**WRITTEN REQUEST**
Give the number of lines holding the string "staff" and nothing more.

>> start INPUT ROWS

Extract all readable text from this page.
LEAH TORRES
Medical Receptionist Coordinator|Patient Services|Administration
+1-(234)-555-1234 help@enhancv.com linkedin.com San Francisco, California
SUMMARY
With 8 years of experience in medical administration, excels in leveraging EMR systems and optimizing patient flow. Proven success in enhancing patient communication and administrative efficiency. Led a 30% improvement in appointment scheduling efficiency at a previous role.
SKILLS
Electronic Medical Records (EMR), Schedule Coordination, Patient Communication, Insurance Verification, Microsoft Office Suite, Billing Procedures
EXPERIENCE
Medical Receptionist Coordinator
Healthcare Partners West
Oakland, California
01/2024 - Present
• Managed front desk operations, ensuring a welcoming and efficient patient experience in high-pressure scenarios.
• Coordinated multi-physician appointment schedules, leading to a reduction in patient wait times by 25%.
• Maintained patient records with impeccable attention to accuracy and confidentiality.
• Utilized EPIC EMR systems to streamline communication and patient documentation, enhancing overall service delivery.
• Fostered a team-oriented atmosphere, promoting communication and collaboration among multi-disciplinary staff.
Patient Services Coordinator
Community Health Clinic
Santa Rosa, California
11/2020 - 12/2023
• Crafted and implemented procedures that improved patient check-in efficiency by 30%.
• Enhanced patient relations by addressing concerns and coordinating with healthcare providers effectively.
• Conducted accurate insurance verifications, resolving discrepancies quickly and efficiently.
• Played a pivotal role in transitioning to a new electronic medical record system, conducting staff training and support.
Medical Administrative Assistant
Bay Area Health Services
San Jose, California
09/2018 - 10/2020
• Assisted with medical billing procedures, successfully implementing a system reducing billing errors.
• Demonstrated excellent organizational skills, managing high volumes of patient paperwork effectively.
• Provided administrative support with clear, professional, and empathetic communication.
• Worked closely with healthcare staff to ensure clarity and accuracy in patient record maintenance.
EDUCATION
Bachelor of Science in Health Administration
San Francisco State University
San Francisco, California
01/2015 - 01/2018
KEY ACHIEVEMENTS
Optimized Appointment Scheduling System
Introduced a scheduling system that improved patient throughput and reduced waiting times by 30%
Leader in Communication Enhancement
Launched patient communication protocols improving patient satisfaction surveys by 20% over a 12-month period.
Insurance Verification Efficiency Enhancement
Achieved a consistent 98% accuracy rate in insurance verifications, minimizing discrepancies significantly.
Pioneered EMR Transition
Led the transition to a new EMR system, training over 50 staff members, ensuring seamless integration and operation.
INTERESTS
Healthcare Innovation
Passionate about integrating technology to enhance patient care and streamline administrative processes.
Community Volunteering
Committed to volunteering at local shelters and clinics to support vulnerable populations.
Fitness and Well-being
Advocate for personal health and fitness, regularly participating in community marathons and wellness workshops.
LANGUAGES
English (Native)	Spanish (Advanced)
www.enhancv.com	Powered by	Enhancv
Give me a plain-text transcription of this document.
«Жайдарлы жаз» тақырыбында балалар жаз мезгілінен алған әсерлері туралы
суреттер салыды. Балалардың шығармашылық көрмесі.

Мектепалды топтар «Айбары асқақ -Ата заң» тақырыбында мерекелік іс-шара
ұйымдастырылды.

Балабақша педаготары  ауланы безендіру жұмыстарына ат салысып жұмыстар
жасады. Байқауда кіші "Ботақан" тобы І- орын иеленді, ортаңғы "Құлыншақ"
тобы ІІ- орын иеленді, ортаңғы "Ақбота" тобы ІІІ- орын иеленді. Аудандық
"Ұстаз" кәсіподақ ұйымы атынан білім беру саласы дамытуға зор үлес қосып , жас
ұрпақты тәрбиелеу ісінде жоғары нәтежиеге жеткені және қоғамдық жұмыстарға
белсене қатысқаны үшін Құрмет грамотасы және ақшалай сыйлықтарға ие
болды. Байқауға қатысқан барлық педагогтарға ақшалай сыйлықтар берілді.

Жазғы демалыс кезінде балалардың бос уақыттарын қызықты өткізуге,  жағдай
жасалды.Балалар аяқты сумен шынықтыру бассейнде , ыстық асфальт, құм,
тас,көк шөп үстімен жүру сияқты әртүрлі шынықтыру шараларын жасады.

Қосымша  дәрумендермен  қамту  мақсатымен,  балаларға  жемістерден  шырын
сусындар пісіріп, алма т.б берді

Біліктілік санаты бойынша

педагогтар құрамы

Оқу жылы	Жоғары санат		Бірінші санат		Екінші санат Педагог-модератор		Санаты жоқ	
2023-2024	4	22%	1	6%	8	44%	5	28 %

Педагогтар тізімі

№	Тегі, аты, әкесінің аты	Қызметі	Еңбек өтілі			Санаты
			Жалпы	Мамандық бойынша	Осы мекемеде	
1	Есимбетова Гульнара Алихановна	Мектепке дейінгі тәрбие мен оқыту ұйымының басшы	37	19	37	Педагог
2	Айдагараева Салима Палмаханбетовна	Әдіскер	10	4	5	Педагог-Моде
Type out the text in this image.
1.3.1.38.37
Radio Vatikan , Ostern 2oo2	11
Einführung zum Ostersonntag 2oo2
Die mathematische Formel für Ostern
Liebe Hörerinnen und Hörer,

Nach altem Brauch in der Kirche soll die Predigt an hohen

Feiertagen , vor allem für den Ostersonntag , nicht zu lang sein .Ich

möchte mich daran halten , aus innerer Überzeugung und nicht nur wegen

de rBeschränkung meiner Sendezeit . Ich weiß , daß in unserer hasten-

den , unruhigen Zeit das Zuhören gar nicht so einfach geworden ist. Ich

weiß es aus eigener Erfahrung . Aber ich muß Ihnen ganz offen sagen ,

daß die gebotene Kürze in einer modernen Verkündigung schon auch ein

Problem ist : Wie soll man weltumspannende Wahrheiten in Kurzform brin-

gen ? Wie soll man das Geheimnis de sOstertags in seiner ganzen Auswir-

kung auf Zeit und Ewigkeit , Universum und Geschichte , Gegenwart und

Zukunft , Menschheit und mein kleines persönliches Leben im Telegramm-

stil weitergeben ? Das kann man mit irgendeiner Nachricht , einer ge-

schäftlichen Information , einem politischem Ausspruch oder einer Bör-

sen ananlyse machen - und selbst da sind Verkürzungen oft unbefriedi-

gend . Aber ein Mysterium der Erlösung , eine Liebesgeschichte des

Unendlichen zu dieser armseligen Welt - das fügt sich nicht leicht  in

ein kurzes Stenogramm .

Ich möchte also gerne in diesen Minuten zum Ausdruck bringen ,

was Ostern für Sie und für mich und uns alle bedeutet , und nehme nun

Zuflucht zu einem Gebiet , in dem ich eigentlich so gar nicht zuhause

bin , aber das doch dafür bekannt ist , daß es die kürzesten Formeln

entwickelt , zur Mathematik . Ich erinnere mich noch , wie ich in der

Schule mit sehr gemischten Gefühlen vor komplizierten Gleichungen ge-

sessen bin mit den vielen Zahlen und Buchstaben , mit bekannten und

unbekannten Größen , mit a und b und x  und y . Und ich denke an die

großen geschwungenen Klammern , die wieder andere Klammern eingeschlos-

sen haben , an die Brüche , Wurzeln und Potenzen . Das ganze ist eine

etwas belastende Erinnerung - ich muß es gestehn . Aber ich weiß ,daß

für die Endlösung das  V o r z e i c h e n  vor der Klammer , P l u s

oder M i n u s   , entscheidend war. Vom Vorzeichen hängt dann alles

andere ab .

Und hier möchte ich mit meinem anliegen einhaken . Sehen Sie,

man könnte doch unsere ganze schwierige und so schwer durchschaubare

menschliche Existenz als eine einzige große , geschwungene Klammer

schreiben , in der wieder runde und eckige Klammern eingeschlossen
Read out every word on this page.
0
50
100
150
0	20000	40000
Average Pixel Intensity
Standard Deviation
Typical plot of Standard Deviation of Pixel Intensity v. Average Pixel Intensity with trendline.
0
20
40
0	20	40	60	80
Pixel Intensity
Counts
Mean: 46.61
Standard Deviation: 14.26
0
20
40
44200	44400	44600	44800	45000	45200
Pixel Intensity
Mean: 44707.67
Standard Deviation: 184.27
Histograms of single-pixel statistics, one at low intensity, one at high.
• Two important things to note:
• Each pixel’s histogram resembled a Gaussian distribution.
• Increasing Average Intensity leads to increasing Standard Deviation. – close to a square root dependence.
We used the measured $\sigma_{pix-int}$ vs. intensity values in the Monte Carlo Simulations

>> end INPUT ROWS

**PROBLEM SOLUTION**
4